### Recorded data

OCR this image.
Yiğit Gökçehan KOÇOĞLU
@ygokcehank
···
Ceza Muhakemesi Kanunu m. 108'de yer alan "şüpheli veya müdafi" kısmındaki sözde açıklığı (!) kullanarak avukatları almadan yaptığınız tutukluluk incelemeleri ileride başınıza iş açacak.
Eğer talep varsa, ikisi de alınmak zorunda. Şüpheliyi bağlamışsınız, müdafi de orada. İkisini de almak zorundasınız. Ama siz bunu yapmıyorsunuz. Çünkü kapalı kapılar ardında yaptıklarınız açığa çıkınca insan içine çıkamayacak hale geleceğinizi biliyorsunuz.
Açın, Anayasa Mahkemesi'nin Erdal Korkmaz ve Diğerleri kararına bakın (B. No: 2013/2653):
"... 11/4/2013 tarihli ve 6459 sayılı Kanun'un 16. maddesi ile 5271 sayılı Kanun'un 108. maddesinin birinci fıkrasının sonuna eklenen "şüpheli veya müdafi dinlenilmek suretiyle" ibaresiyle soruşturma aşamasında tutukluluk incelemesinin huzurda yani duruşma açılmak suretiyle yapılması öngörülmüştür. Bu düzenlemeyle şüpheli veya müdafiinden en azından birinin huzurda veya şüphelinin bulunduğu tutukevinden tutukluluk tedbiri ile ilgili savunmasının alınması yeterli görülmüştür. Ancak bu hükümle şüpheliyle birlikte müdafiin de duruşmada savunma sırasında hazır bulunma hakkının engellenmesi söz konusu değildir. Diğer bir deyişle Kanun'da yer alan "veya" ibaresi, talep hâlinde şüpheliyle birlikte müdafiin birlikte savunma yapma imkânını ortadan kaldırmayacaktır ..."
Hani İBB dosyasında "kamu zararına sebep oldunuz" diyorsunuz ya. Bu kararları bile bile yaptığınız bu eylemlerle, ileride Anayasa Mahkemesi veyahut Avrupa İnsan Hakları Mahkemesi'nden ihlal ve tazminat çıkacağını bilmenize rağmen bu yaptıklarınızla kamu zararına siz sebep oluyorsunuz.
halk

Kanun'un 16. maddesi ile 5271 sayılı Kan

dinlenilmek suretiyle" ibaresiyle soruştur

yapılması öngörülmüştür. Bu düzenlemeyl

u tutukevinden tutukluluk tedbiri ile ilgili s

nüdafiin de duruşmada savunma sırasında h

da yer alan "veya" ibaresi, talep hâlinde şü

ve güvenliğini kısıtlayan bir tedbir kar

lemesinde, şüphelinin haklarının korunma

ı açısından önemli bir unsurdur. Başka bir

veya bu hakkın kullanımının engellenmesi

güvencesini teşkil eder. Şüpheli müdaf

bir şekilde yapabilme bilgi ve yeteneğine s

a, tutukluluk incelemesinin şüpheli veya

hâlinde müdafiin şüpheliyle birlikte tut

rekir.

### Goal of the exercise
Which lines contain "Anayasa"? Copy each of them.

### Result for this exercise
Açın, Anayasa Mahkemesi'nin Erdal Korkmaz ve Diğerleri kararına bakın (B. No: 2013/2653):
Hani İBB dosyasında "kamu zararına sebep oldunuz" diyorsunuz ya. Bu kararları bile bile yaptığınız bu eylemlerle, ileride Anayasa Mahkemesi veyahut Avrupa İnsan Hakları Mahkemesi'nden ihlal ve tazminat çıkacağını bilmenize rağmen bu yaptıklarınızla kamu zararına siz sebep oluyorsunuz.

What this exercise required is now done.